- **Task prompt**
Return each line of the data below exactly, omitting any pictures.

(Data items)
_ _ _

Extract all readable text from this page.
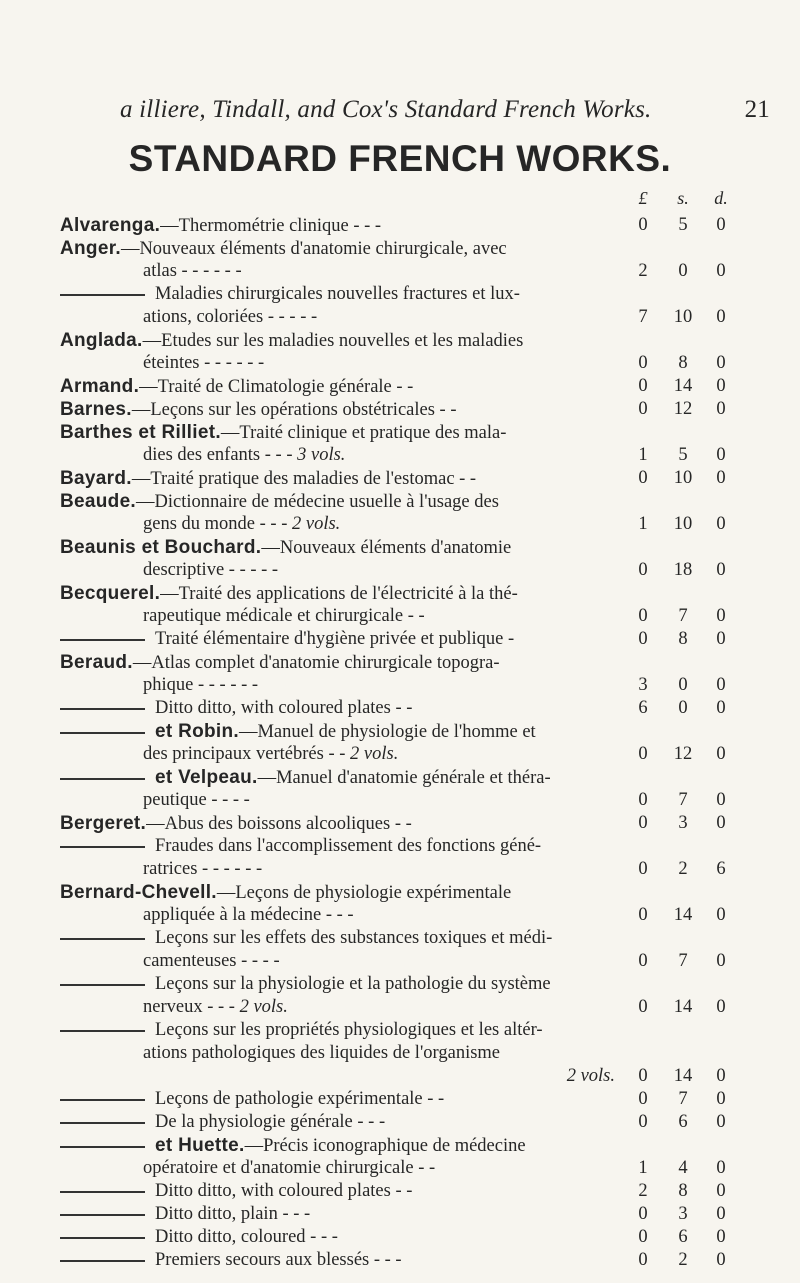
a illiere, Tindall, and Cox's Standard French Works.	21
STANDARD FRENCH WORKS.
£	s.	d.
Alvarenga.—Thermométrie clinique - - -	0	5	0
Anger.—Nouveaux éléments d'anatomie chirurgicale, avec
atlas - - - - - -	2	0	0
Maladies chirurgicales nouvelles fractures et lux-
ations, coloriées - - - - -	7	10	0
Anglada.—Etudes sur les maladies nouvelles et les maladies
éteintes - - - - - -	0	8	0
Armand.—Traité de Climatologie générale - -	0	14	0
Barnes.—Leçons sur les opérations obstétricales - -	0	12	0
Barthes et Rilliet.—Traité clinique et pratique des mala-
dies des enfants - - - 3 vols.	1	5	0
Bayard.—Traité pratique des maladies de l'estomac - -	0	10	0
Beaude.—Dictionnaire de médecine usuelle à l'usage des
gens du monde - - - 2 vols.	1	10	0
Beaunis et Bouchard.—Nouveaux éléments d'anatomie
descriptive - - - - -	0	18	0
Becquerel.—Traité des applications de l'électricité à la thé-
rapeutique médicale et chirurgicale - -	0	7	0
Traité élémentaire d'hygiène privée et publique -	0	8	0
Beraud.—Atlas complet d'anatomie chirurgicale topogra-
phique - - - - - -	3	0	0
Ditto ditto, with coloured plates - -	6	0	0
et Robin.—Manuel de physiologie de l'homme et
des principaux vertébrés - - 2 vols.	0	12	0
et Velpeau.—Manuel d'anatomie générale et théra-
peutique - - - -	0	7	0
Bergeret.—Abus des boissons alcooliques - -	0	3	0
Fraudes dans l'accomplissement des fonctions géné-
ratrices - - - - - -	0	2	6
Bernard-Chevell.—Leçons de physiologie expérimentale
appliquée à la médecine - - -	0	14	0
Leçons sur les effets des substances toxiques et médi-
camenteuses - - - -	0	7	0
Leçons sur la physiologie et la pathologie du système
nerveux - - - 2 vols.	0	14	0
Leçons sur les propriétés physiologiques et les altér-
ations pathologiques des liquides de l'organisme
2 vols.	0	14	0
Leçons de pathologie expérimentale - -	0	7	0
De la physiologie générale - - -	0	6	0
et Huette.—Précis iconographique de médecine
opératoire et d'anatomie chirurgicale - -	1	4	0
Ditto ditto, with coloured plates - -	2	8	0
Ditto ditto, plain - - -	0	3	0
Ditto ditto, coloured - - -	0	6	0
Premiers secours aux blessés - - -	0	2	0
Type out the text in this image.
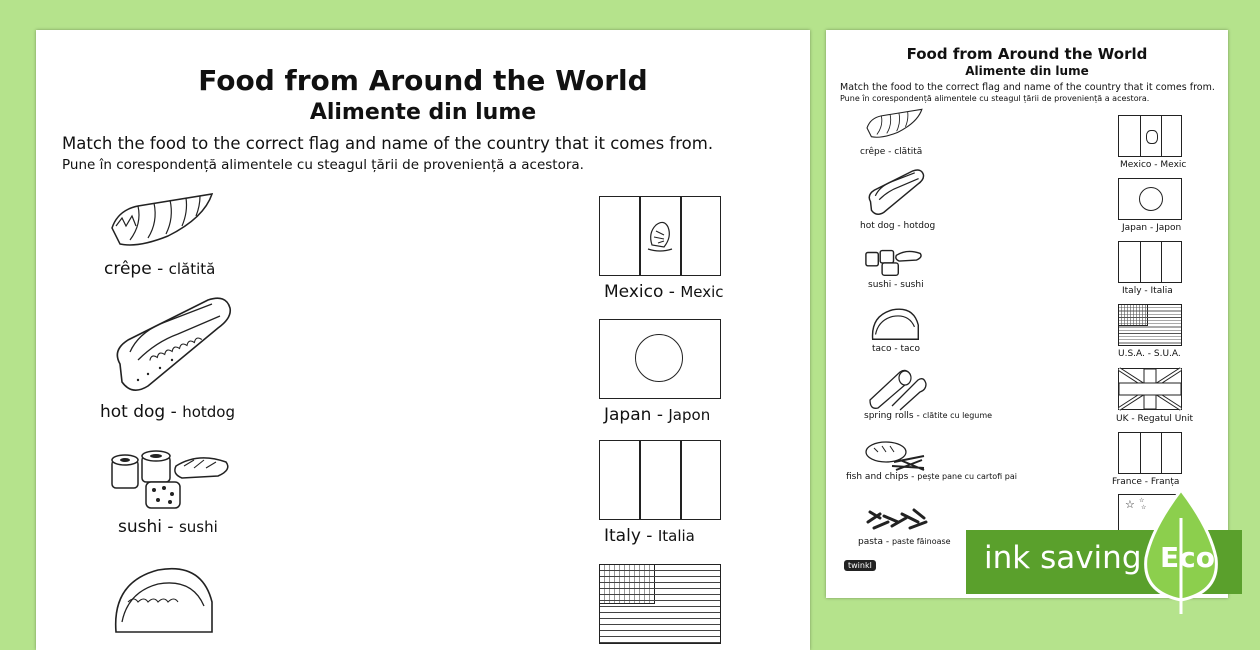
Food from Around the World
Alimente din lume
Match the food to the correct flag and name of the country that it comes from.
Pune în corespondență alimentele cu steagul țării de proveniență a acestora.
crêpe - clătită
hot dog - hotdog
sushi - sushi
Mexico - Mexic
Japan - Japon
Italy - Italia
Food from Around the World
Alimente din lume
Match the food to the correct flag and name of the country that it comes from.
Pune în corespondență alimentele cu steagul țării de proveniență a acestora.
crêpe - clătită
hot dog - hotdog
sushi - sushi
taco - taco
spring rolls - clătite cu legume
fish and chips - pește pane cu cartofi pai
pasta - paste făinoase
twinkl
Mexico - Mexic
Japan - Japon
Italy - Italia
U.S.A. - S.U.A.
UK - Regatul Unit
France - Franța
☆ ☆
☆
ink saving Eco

_ _ _

- **Solution to the problem**
Extract all readable text from this page.
a illiere, Tindall, and Cox's Standard French Works.	21
STANDARD FRENCH WORKS.
£	s.	d.
Alvarenga.—Thermométrie clinique - - -	0	5	0
Anger.—Nouveaux éléments d'anatomie chirurgicale, avec
atlas - - - - - -	2	0	0
Maladies chirurgicales nouvelles fractures et lux-
ations, coloriées - - - - -	7	10	0
Anglada.—Etudes sur les maladies nouvelles et les maladies
éteintes - - - - - -	0	8	0
Armand.—Traité de Climatologie générale - -	0	14	0
Barnes.—Leçons sur les opérations obstétricales - -	0	12	0
Barthes et Rilliet.—Traité clinique et pratique des mala-
dies des enfants - - - 3 vols.	1	5	0
Bayard.—Traité pratique des maladies de l'estomac - -	0	10	0
Beaude.—Dictionnaire de médecine usuelle à l'usage des
gens du monde - - - 2 vols.	1	10	0
Beaunis et Bouchard.—Nouveaux éléments d'anatomie
descriptive - - - - -	0	18	0
Becquerel.—Traité des applications de l'électricité à la thé-
rapeutique médicale et chirurgicale - -	0	7	0
Traité élémentaire d'hygiène privée et publique -	0	8	0
Beraud.—Atlas complet d'anatomie chirurgicale topogra-
phique - - - - - -	3	0	0
Ditto ditto, with coloured plates - -	6	0	0
et Robin.—Manuel de physiologie de l'homme et
des principaux vertébrés - - 2 vols.	0	12	0
et Velpeau.—Manuel d'anatomie générale et théra-
peutique - - - -	0	7	0
Bergeret.—Abus des boissons alcooliques - -	0	3	0
Fraudes dans l'accomplissement des fonctions géné-
ratrices - - - - - -	0	2	6
Bernard-Chevell.—Leçons de physiologie expérimentale
appliquée à la médecine - - -	0	14	0
Leçons sur les effets des substances toxiques et médi-
camenteuses - - - -	0	7	0
Leçons sur la physiologie et la pathologie du système
nerveux - - - 2 vols.	0	14	0
Leçons sur les propriétés physiologiques et les altér-
ations pathologiques des liquides de l'organisme
2 vols.	0	14	0
Leçons de pathologie expérimentale - -	0	7	0
De la physiologie générale - - -	0	6	0
et Huette.—Précis iconographique de médecine
opératoire et d'anatomie chirurgicale - -	1	4	0
Ditto ditto, with coloured plates - -	2	8	0
Ditto ditto, plain - - -	0	3	0
Ditto ditto, coloured - - -	0	6	0
Premiers secours aux blessés - - -	0	2	0
Type out the text in this image.
Food from Around the World
Alimente din lume
Match the food to the correct flag and name of the country that it comes from.
Pune în corespondență alimentele cu steagul țării de proveniență a acestora.
crêpe - clătită
hot dog - hotdog
sushi - sushi
Mexico - Mexic
Japan - Japon
Italy - Italia
Food from Around the World
Alimente din lume
Match the food to the correct flag and name of the country that it comes from.
Pune în corespondență alimentele cu steagul țării de proveniență a acestora.
crêpe - clătită
hot dog - hotdog
sushi - sushi
taco - taco
spring rolls - clătite cu legume
fish and chips - pește pane cu cartofi pai
pasta - paste făinoase
twinkl
Mexico - Mexic
Japan - Japon
Italy - Italia
U.S.A. - S.U.A.
UK - Regatul Unit
France - Franța
☆ ☆
☆
ink saving Eco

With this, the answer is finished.